• **SHORT TASK**
What is needed here is an exact copy of every entry.
---------------
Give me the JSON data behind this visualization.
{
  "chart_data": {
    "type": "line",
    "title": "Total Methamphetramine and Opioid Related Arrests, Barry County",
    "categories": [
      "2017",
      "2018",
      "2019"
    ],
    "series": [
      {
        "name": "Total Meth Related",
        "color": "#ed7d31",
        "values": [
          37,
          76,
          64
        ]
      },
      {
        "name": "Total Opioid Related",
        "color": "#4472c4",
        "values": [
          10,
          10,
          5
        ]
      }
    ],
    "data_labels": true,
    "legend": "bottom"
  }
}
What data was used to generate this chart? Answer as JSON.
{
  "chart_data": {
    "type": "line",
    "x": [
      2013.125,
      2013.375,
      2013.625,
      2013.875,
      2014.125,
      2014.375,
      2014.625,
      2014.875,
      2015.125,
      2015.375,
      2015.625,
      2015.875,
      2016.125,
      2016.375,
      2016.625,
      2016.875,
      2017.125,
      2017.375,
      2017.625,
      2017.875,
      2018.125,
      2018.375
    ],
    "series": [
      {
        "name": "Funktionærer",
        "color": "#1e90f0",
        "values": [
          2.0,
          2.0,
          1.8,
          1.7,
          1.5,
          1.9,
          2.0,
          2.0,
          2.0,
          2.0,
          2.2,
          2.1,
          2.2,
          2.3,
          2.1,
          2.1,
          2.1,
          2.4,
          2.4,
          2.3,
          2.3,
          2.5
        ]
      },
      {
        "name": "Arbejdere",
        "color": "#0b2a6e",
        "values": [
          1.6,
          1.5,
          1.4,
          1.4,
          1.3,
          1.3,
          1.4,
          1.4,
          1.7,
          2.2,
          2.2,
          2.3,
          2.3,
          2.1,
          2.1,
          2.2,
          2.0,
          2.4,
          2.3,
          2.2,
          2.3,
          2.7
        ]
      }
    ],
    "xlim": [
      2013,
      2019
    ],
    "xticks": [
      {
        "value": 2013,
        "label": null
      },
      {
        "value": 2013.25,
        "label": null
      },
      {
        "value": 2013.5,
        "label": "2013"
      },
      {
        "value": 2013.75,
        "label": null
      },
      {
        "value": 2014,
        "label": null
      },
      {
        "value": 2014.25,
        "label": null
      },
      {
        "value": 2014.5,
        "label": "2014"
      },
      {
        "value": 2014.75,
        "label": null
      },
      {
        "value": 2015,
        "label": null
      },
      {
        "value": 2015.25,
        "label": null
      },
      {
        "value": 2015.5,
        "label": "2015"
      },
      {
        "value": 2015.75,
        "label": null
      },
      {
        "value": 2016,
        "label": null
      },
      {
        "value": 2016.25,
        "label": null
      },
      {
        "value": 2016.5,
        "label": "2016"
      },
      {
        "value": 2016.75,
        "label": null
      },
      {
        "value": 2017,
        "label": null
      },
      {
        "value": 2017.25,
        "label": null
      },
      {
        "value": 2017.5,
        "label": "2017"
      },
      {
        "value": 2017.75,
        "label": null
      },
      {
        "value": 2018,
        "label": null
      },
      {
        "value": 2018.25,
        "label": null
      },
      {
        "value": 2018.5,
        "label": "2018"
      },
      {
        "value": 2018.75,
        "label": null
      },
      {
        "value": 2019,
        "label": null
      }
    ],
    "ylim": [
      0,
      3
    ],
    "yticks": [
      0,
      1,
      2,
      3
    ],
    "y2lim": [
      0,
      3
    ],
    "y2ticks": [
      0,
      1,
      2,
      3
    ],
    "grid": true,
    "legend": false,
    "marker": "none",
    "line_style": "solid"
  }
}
---------------
• **ANSWER TO THE EXERCISE**
Give me the JSON data behind this visualization.
{
  "chart_data": {
    "type": "line",
    "title": "Total Methamphetramine and Opioid Related Arrests, Barry County",
    "categories": [
      "2017",
      "2018",
      "2019"
    ],
    "series": [
      {
        "name": "Total Meth Related",
        "color": "#ed7d31",
        "values": [
          37,
          76,
          64
        ]
      },
      {
        "name": "Total Opioid Related",
        "color": "#4472c4",
        "values": [
          10,
          10,
          5
        ]
      }
    ],
    "data_labels": true,
    "legend": "bottom"
  }
}
What data was used to generate this chart? Answer as JSON.
{
  "chart_data": {
    "type": "line",
    "x": [
      2013.125,
      2013.375,
      2013.625,
      2013.875,
      2014.125,
      2014.375,
      2014.625,
      2014.875,
      2015.125,
      2015.375,
      2015.625,
      2015.875,
      2016.125,
      2016.375,
      2016.625,
      2016.875,
      2017.125,
      2017.375,
      2017.625,
      2017.875,
      2018.125,
      2018.375
    ],
    "series": [
      {
        "name": "Funktionærer",
        "color": "#1e90f0",
        "values": [
          2.0,
          2.0,
          1.8,
          1.7,
          1.5,
          1.9,
          2.0,
          2.0,
          2.0,
          2.0,
          2.2,
          2.1,
          2.2,
          2.3,
          2.1,
          2.1,
          2.1,
          2.4,
          2.4,
          2.3,
          2.3,
          2.5
        ]
      },
      {
        "name": "Arbejdere",
        "color": "#0b2a6e",
        "values": [
          1.6,
          1.5,
          1.4,
          1.4,
          1.3,
          1.3,
          1.4,
          1.4,
          1.7,
          2.2,
          2.2,
          2.3,
          2.3,
          2.1,
          2.1,
          2.2,
          2.0,
          2.4,
          2.3,
          2.2,
          2.3,
          2.7
        ]
      }
    ],
    "xlim": [
      2013,
      2019
    ],
    "xticks": [
      {
        "value": 2013,
        "label": null
      },
      {
        "value": 2013.25,
        "label": null
      },
      {
        "value": 2013.5,
        "label": "2013"
      },
      {
        "value": 2013.75,
        "label": null
      },
      {
        "value": 2014,
        "label": null
      },
      {
        "value": 2014.25,
        "label": null
      },
      {
        "value": 2014.5,
        "label": "2014"
      },
      {
        "value": 2014.75,
        "label": null
      },
      {
        "value": 2015,
        "label": null
      },
      {
        "value": 2015.25,
        "label": null
      },
      {
        "value": 2015.5,
        "label": "2015"
      },
      {
        "value": 2015.75,
        "label": null
      },
      {
        "value": 2016,
        "label": null
      },
      {
        "value": 2016.25,
        "label": null
      },
      {
        "value": 2016.5,
        "label": "2016"
      },
      {
        "value": 2016.75,
        "label": null
      },
      {
        "value": 2017,
        "label": null
      },
      {
        "value": 2017.25,
        "label": null
      },
      {
        "value": 2017.5,
        "label": "2017"
      },
      {
        "value": 2017.75,
        "label": null
      },
      {
        "value": 2018,
        "label": null
      },
      {
        "value": 2018.25,
        "label": null
      },
      {
        "value": 2018.5,
        "label": "2018"
      },
      {
        "value": 2018.75,
        "label": null
      },
      {
        "value": 2019,
        "label": null
      }
    ],
    "ylim": [
      0,
      3
    ],
    "yticks": [
      0,
      1,
      2,
      3
    ],
    "y2lim": [
      0,
      3
    ],
    "y2ticks": [
      0,
      1,
      2,
      3
    ],
    "grid": true,
    "legend": false,
    "marker": "none",
    "line_style": "solid"
  }
}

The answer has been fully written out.